[DATASET EXTRACT]
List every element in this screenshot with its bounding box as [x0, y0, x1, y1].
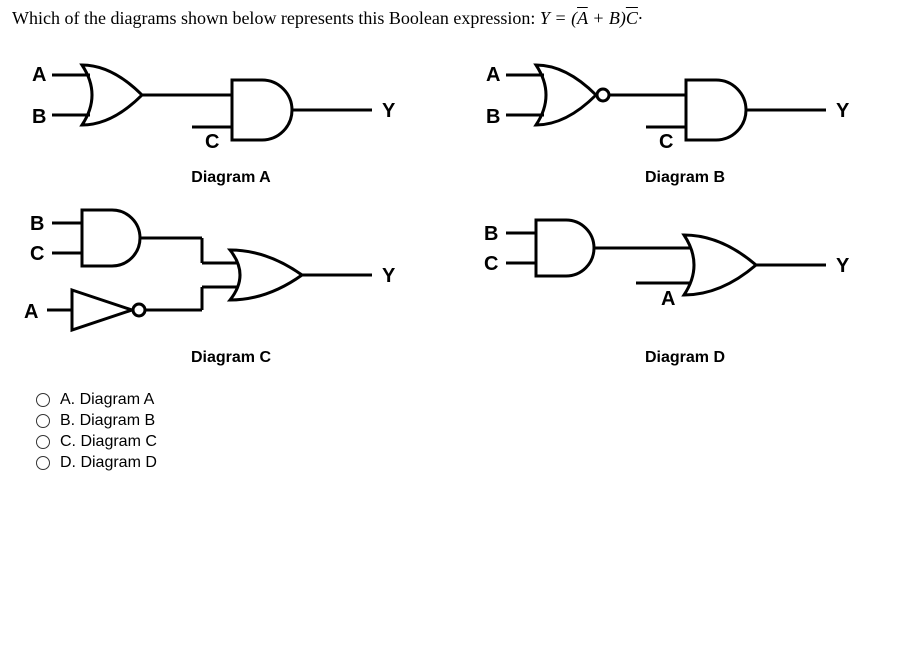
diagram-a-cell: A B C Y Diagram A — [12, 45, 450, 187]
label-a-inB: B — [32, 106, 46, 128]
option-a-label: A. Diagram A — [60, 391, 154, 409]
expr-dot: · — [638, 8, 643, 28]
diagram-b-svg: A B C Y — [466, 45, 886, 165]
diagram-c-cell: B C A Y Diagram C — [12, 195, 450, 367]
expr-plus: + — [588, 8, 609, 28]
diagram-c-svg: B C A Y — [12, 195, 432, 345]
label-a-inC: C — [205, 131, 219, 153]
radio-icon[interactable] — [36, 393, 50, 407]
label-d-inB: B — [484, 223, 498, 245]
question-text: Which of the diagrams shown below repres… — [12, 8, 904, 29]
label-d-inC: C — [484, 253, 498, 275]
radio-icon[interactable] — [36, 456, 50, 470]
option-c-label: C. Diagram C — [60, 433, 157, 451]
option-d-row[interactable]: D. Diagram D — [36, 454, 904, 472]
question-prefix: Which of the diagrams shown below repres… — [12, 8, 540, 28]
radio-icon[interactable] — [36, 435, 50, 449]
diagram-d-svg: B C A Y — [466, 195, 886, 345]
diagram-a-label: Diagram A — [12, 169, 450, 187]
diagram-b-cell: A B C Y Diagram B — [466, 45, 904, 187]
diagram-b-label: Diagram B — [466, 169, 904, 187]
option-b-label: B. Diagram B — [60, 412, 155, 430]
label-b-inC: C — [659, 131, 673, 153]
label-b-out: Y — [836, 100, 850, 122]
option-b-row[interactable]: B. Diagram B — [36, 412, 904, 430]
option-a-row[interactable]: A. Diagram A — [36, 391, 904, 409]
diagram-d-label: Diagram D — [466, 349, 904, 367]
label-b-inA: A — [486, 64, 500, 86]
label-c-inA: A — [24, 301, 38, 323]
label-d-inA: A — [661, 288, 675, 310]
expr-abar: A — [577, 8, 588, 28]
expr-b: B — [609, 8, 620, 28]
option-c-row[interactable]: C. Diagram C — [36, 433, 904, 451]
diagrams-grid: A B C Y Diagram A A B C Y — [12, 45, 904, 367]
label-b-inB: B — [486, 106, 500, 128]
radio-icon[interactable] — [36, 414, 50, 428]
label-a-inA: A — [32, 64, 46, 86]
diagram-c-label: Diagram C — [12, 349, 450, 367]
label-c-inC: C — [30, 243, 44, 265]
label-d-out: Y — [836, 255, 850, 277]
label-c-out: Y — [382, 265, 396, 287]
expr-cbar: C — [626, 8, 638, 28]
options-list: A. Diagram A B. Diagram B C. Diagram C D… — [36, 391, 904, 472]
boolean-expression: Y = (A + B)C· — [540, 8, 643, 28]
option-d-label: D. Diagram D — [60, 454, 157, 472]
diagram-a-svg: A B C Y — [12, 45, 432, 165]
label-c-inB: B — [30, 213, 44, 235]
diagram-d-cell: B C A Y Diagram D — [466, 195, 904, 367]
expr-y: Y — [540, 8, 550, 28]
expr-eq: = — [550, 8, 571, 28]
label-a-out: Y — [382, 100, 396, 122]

--

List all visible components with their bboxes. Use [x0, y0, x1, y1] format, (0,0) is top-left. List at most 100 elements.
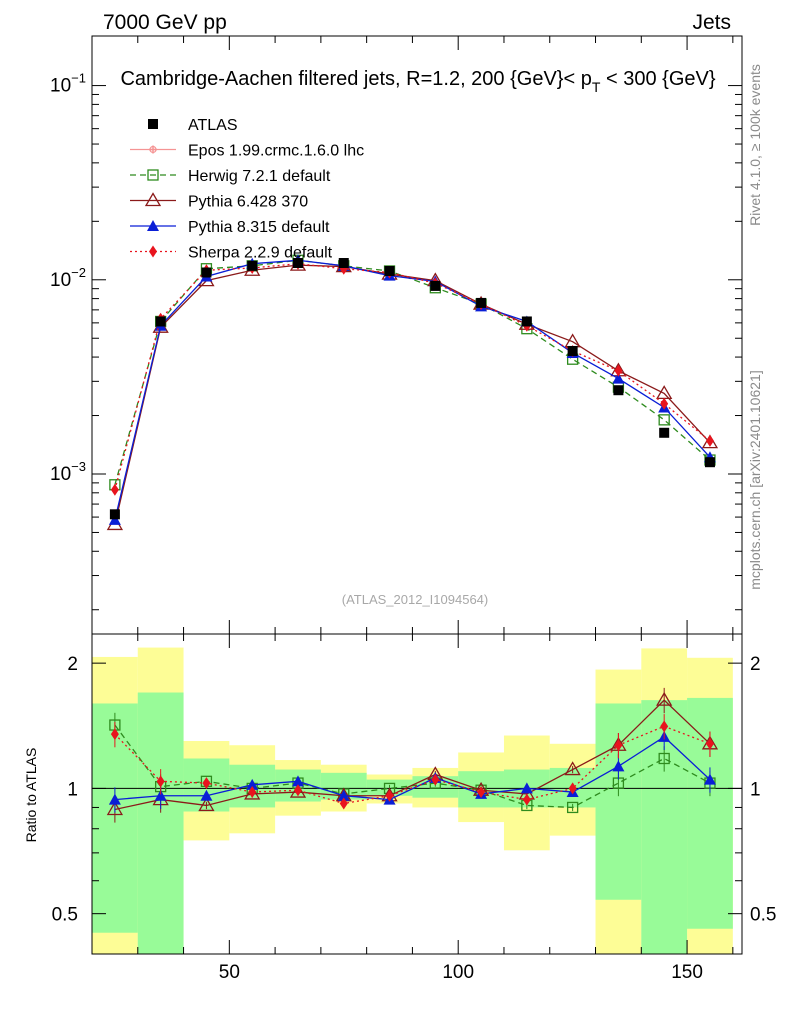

[THE REQUEST] Find each line above that contains the string "radio", with case counting, and copy those lines out in full.

[RESULT OF THIS TASK]
radio-icon[interactable] — [36, 393, 50, 407]
radio-icon[interactable] — [36, 456, 50, 470]
radio-icon[interactable] — [36, 435, 50, 449]
radio-icon[interactable] — [36, 414, 50, 428]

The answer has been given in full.